--- START OF EXERCISE MATERIALS ---

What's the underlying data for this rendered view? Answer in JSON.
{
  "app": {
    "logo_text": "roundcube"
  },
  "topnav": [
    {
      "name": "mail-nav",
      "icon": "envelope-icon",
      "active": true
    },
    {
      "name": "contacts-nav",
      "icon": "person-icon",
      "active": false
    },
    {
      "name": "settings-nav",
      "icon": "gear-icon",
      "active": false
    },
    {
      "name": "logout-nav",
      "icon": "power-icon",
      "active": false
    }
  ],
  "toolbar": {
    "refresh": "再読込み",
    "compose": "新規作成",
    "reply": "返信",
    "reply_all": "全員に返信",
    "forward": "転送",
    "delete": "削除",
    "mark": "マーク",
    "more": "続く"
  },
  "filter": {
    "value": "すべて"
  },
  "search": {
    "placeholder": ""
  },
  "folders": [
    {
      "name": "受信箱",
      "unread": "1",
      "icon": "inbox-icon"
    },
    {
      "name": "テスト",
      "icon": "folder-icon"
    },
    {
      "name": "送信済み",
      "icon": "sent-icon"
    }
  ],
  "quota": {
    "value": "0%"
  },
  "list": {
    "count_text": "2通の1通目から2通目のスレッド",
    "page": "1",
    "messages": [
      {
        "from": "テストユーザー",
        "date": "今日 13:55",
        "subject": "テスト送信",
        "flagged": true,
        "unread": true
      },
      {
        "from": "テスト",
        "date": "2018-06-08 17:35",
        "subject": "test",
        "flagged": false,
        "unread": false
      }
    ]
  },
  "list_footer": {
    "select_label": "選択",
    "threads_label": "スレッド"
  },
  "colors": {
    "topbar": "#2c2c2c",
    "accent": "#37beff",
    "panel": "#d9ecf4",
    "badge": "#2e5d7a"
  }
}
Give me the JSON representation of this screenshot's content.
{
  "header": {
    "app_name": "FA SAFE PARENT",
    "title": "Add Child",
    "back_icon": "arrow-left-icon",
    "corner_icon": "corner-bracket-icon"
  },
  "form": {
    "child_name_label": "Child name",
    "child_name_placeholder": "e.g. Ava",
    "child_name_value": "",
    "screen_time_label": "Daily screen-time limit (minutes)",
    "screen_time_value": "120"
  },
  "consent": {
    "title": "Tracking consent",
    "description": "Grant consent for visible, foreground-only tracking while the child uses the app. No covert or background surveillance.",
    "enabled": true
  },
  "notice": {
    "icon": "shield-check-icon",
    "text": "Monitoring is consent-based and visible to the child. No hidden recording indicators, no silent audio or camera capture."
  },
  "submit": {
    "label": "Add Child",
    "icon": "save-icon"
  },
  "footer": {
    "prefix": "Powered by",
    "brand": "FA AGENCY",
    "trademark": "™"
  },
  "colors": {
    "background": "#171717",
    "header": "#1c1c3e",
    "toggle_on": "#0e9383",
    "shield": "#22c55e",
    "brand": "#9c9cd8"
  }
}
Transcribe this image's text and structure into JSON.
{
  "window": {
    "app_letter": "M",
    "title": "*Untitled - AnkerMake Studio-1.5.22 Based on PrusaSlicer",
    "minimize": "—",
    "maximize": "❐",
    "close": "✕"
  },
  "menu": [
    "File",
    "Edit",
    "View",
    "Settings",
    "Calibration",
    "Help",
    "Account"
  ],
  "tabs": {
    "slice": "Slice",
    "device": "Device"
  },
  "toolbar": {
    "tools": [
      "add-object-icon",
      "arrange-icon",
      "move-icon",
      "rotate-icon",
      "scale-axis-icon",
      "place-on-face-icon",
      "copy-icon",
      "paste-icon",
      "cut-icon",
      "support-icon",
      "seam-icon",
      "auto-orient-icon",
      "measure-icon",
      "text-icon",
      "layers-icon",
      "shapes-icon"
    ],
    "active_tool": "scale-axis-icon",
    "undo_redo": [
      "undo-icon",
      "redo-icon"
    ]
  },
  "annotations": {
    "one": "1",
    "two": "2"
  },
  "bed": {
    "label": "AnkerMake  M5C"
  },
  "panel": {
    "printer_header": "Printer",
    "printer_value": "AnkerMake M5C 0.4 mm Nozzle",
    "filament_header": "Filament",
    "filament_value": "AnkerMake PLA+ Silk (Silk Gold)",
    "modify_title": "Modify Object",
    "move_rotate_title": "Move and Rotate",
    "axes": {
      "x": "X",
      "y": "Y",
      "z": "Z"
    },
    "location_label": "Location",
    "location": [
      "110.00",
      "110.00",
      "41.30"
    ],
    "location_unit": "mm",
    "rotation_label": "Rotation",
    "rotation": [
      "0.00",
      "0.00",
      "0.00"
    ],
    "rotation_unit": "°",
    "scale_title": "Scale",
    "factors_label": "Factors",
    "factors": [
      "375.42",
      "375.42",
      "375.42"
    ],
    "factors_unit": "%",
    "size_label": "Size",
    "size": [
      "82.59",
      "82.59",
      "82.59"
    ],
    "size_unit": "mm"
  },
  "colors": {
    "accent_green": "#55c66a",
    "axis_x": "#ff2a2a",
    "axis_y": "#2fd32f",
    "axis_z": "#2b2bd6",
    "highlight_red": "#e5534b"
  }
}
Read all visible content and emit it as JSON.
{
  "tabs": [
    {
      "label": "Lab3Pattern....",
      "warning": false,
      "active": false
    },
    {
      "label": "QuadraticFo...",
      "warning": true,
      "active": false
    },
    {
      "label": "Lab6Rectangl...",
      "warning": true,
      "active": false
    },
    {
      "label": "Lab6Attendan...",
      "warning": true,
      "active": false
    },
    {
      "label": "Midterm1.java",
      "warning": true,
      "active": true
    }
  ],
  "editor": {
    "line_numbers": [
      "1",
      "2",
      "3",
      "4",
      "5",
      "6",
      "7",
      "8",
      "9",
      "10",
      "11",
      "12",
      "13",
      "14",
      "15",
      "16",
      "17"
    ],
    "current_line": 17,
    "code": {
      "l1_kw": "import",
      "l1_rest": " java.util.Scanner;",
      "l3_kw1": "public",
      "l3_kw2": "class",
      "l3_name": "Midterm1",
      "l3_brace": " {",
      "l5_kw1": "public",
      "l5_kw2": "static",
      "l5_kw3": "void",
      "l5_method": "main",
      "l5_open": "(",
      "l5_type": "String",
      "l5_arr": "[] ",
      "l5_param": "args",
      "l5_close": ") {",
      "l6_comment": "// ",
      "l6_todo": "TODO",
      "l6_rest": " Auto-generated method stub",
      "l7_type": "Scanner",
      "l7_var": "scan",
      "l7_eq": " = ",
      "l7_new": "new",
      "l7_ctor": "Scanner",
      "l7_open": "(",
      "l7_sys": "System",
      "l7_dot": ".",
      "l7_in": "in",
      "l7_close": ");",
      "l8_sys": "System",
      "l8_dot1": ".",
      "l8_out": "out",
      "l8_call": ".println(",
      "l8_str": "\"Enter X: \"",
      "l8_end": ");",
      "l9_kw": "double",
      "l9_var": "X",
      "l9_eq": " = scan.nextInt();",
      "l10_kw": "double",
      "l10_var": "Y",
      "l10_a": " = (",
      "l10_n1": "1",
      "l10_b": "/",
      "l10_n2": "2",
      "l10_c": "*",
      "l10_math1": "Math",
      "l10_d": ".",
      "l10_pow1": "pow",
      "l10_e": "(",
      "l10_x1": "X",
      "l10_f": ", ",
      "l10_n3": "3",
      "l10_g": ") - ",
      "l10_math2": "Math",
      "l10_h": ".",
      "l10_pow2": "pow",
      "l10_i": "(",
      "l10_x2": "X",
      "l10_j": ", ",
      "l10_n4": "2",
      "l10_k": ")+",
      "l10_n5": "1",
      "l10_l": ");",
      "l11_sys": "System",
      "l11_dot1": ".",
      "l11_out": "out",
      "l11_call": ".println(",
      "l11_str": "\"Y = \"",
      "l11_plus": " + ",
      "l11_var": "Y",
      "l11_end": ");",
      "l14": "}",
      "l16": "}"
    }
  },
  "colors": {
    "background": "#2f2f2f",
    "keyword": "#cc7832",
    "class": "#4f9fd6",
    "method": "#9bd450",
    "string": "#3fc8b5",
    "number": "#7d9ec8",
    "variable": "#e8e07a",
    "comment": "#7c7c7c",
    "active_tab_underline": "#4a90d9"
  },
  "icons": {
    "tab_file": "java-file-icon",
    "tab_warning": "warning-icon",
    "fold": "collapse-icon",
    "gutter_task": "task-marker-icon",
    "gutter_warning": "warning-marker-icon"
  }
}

--- END OF EXERCISE MATERIALS ---

**EXERCISE BRIEF**. Only the number is needed: state how many lines in the listing contain "Scanner".

**THE SOLUTION**. 3